> The exercise
Exact reproduction of the data is required, with images excluded.

> Source data
^^^^

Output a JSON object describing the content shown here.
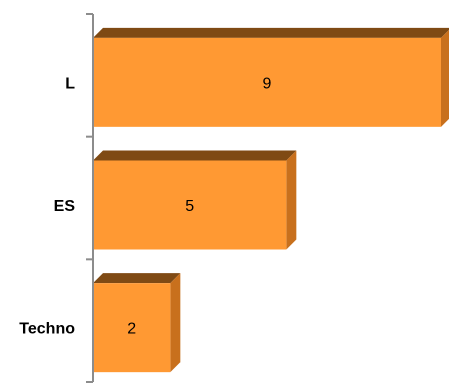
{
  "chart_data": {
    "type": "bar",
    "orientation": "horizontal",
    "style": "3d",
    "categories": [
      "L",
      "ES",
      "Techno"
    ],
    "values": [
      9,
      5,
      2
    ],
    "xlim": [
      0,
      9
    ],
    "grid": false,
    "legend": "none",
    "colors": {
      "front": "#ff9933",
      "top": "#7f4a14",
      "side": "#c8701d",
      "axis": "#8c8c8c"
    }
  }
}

^^^^

> Response
Output a JSON object describing the content shown here.
{
  "chart_data": {
    "type": "bar",
    "orientation": "horizontal",
    "style": "3d",
    "categories": [
      "L",
      "ES",
      "Techno"
    ],
    "values": [
      9,
      5,
      2
    ],
    "xlim": [
      0,
      9
    ],
    "grid": false,
    "legend": "none",
    "colors": {
      "front": "#ff9933",
      "top": "#7f4a14",
      "side": "#c8701d",
      "axis": "#8c8c8c"
    }
  }
}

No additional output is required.